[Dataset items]

--- Begin ---

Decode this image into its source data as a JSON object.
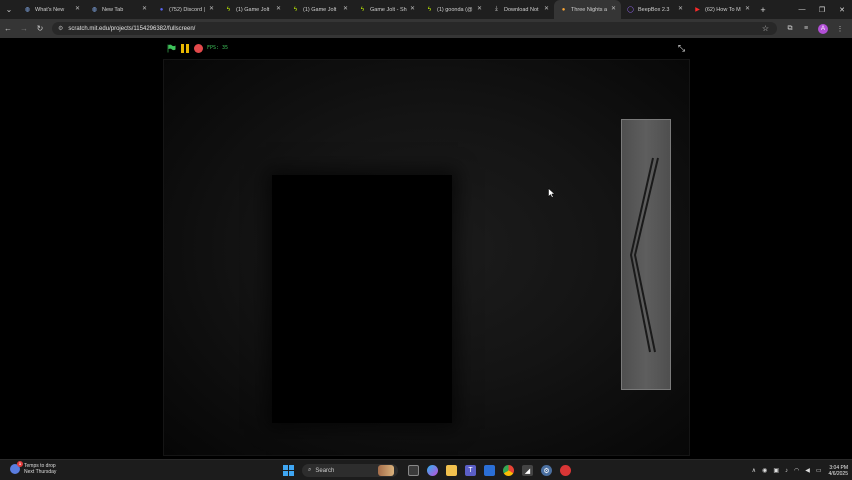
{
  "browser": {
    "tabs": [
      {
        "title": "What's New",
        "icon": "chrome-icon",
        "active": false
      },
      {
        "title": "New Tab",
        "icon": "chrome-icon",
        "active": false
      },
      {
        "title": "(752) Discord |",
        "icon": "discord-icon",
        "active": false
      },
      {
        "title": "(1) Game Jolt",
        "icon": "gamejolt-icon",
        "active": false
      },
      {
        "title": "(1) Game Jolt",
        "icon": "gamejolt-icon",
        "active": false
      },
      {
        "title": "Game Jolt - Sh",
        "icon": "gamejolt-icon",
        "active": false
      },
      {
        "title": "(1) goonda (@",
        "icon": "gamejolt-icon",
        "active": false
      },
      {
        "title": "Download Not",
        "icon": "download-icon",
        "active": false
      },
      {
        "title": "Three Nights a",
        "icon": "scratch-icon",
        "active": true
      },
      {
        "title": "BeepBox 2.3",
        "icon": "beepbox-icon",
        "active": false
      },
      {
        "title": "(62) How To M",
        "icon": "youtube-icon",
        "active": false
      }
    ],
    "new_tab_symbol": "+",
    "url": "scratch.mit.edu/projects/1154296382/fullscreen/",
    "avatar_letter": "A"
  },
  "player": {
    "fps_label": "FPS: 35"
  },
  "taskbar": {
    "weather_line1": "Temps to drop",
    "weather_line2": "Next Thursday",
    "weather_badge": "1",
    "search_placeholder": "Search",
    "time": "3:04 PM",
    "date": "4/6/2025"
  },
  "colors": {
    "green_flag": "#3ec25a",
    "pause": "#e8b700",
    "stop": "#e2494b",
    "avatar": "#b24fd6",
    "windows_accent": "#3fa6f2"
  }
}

--- End ---

Print every record above exactly as written, leaving out the pictures.

Decode this image into its source data as a JSON object.
{
  "browser": {
    "tabs": [
      {
        "title": "What's New",
        "icon": "chrome-icon",
        "active": false
      },
      {
        "title": "New Tab",
        "icon": "chrome-icon",
        "active": false
      },
      {
        "title": "(752) Discord |",
        "icon": "discord-icon",
        "active": false
      },
      {
        "title": "(1) Game Jolt",
        "icon": "gamejolt-icon",
        "active": false
      },
      {
        "title": "(1) Game Jolt",
        "icon": "gamejolt-icon",
        "active": false
      },
      {
        "title": "Game Jolt - Sh",
        "icon": "gamejolt-icon",
        "active": false
      },
      {
        "title": "(1) goonda (@",
        "icon": "gamejolt-icon",
        "active": false
      },
      {
        "title": "Download Not",
        "icon": "download-icon",
        "active": false
      },
      {
        "title": "Three Nights a",
        "icon": "scratch-icon",
        "active": true
      },
      {
        "title": "BeepBox 2.3",
        "icon": "beepbox-icon",
        "active": false
      },
      {
        "title": "(62) How To M",
        "icon": "youtube-icon",
        "active": false
      }
    ],
    "new_tab_symbol": "+",
    "url": "scratch.mit.edu/projects/1154296382/fullscreen/",
    "avatar_letter": "A"
  },
  "player": {
    "fps_label": "FPS: 35"
  },
  "taskbar": {
    "weather_line1": "Temps to drop",
    "weather_line2": "Next Thursday",
    "weather_badge": "1",
    "search_placeholder": "Search",
    "time": "3:04 PM",
    "date": "4/6/2025"
  },
  "colors": {
    "green_flag": "#3ec25a",
    "pause": "#e8b700",
    "stop": "#e2494b",
    "avatar": "#b24fd6",
    "windows_accent": "#3fa6f2"
  }
}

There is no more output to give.